■ Passage to read
# 2009 Audi A5 Brilliant Black w/ Gloss It



## dsms (Feb 1, 2008)

*2009 Audi A5 Brilliant Black w/ Gloss It *UPDATE*

I am ashamed to say yesterday and today was the first chance I got to "winterize" my car. We have already had our first mini snowstorm here in NJ, lots of snow and salt on the roads made real mess of things for my car which at the time was wearing almost no protection. Although the car has some light swirls I didnt have time for paint correction so I went to a wash and seal... emphasis on the seal part

No big write up, just a mini one for ya today

Wash Process:

P21s TAW pre-soak
2BM wash w/ gloss it gloss shampoo
P21s gel on wheels
Clay w/ gloss it mild green

Paint LSP:

Gloss It Signature Gloss sealant 
4 coats applied over 2 days
Gloss Enhancer QD final wipedown

Windows/Wheels LSP:

3 coats of Rejex left to cure 30mins between
CG wet dressing on tires (realized I hate the look and will soon strip it off)

■ Given task
Decide whether each statement agrees with the detailing post. Answer yes or no and quote the words that settle it. 1. The Gloss It Signature Gloss sealant went on in four coats over two days. 2. The paint was corrected before the sealant was applied. 3. Each coat of Rejex cured for an hour before the next. The listing has nothing to do with the detailing post.

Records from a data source
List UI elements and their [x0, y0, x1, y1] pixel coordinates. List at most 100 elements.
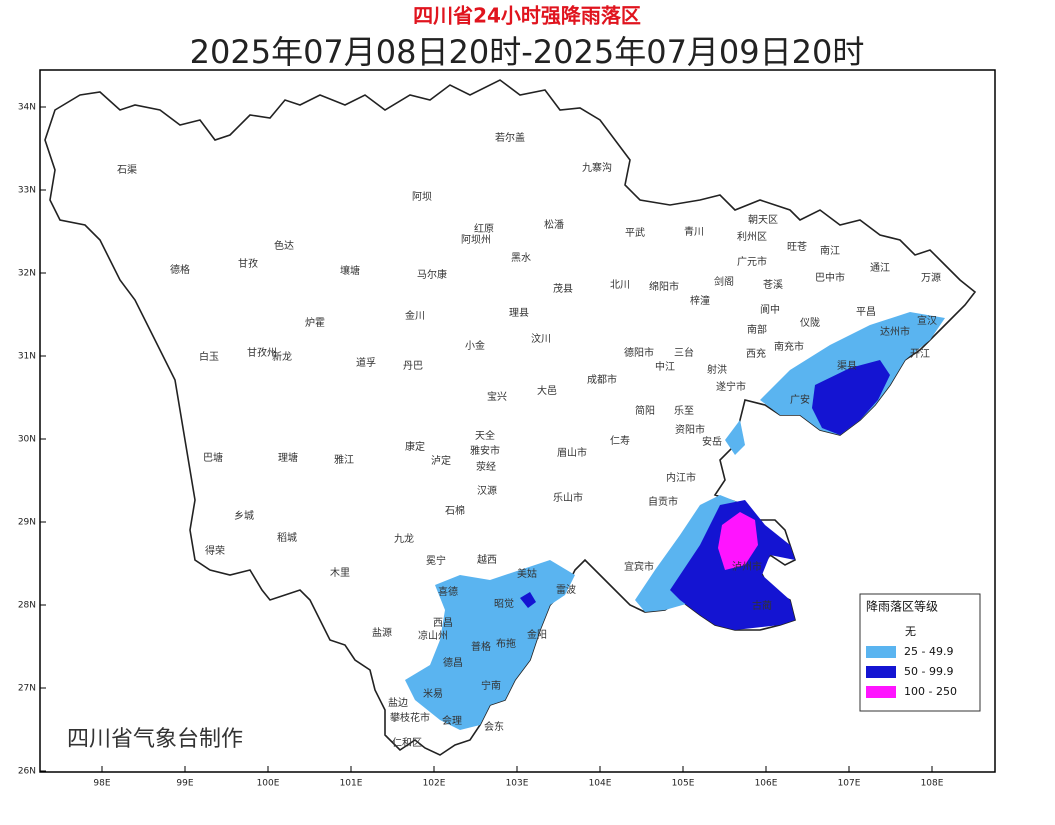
place-label: 会理: [442, 714, 462, 727]
place-label: 雅安市: [470, 444, 500, 457]
place-label: 阆中: [760, 303, 780, 316]
legend-label: 25 - 49.9: [904, 645, 953, 658]
place-label: 德阳市: [624, 346, 654, 359]
lon-tick-label: 100E: [257, 779, 280, 789]
lat-tick-label: 29N: [18, 518, 36, 528]
legend-title: 降雨落区等级: [866, 600, 938, 614]
place-label: 稻城: [277, 532, 297, 544]
place-label: 石渠: [117, 164, 137, 176]
place-label: 遂宁市: [716, 380, 746, 393]
place-label: 德昌: [443, 656, 463, 669]
legend-swatch: [866, 646, 896, 658]
place-label: 理县: [509, 307, 529, 319]
place-label: 成都市: [587, 373, 617, 386]
lon-tick-label: 105E: [672, 779, 695, 789]
place-label: 会东: [484, 720, 504, 733]
place-label: 甘孜州: [247, 346, 277, 359]
lat-tick-label: 26N: [18, 767, 36, 777]
place-label: 普格: [471, 640, 491, 653]
place-label: 昭觉: [494, 598, 514, 610]
place-label: 达州市: [880, 325, 910, 338]
place-label: 南充市: [774, 340, 804, 353]
place-label: 汶川: [531, 332, 551, 345]
place-label: 射洪: [707, 364, 727, 376]
place-label: 荥经: [476, 460, 496, 473]
place-label: 青川: [684, 225, 704, 238]
place-label: 仪陇: [800, 316, 820, 329]
place-label: 宣汉: [917, 314, 937, 327]
place-label: 宜宾市: [624, 560, 654, 573]
place-label: 德格: [170, 263, 190, 276]
place-label: 得荣: [205, 545, 225, 557]
place-label: 金阳: [527, 628, 547, 641]
place-label: 广安: [790, 393, 810, 406]
place-label: 黑水: [511, 252, 531, 264]
place-label: 宁南: [481, 679, 501, 692]
place-label: 九寨沟: [582, 161, 612, 174]
place-label: 剑阁: [714, 275, 734, 288]
place-label: 康定: [405, 440, 425, 453]
place-label: 三台: [674, 346, 694, 359]
rain-areas: [405, 312, 945, 730]
place-label: 简阳: [635, 404, 655, 417]
place-label: 白玉: [199, 350, 219, 363]
place-label: 泸定: [431, 454, 451, 467]
place-label: 开江: [910, 348, 930, 360]
place-label: 乐至: [674, 405, 694, 417]
credit: 四川省气象台制作: [67, 727, 243, 752]
lat-tick-label: 30N: [18, 435, 36, 445]
legend-label: 无: [905, 625, 916, 638]
lat-tick-label: 27N: [18, 684, 36, 694]
legend: 降雨落区等级 无 25 - 49.9 50 - 99.9 100 - 250: [859, 593, 981, 712]
legend-label: 50 - 99.9: [904, 665, 953, 678]
place-label: 盐边: [388, 696, 408, 709]
place-label: 木里: [330, 567, 350, 579]
place-label: 宝兴: [487, 390, 507, 403]
place-label: 广元市: [737, 255, 767, 268]
place-label: 通江: [870, 262, 890, 274]
title: 四川省24小时强降雨落区: [413, 4, 641, 28]
place-label: 天全: [475, 429, 495, 442]
place-label: 茂县: [553, 282, 573, 295]
place-label: 松潘: [544, 218, 564, 231]
place-label: 大邑: [537, 384, 557, 397]
place-label: 美姑: [517, 567, 537, 580]
place-label: 布拖: [496, 637, 516, 650]
lon-tick-label: 98E: [93, 779, 110, 789]
place-label: 内江市: [666, 471, 696, 484]
place-label: 甘孜: [238, 257, 258, 270]
place-label: 道孚: [356, 356, 376, 369]
place-label: 南部: [747, 323, 767, 336]
place-label: 冕宁: [426, 554, 446, 567]
place-label: 南江: [820, 244, 840, 257]
place-label: 万源: [921, 271, 941, 284]
place-label: 苍溪: [763, 278, 783, 291]
place-label: 新龙: [272, 350, 292, 363]
place-label: 阿坝: [412, 191, 432, 203]
place-label: 中江: [655, 360, 675, 373]
place-label: 越西: [477, 553, 497, 566]
lon-tick-label: 103E: [506, 779, 529, 789]
subtitle: 2025年07月08日20时-2025年07月09日20时: [190, 33, 865, 71]
lon-tick-label: 99E: [176, 779, 193, 789]
lat-tick-label: 31N: [18, 352, 36, 362]
place-label: 攀枝花市: [390, 711, 430, 724]
place-label: 泸州市: [732, 560, 762, 573]
place-label: 若尔盖: [495, 131, 525, 144]
place-label: 绵阳市: [649, 280, 679, 293]
place-label: 朝天区: [748, 214, 778, 226]
place-label: 雷波: [556, 583, 576, 596]
place-label: 北川: [610, 279, 630, 291]
lon-tick-label: 104E: [589, 779, 612, 789]
place-label: 红原: [474, 222, 494, 235]
place-label: 凉山州: [418, 629, 448, 642]
place-label: 马尔康: [417, 268, 447, 281]
place-label: 壤塘: [340, 264, 360, 277]
legend-swatch: [866, 686, 896, 698]
lon-tick-label: 106E: [755, 779, 778, 789]
place-label: 资阳市: [675, 423, 705, 436]
place-label: 炉霍: [305, 317, 325, 329]
axis-ticks: 34N 33N 32N 31N 30N 29N 28N 27N 26N 98E 99E 100E 101…: [18, 103, 944, 789]
place-label: 盐源: [372, 626, 392, 639]
place-label: 古蔺: [752, 599, 772, 612]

■ In response
1. Yes: "4 coats applied over 2 days"
2. No: "I didnt have time for paint correction"
3. No: "3 coats of Rejex left to cure 30mins between"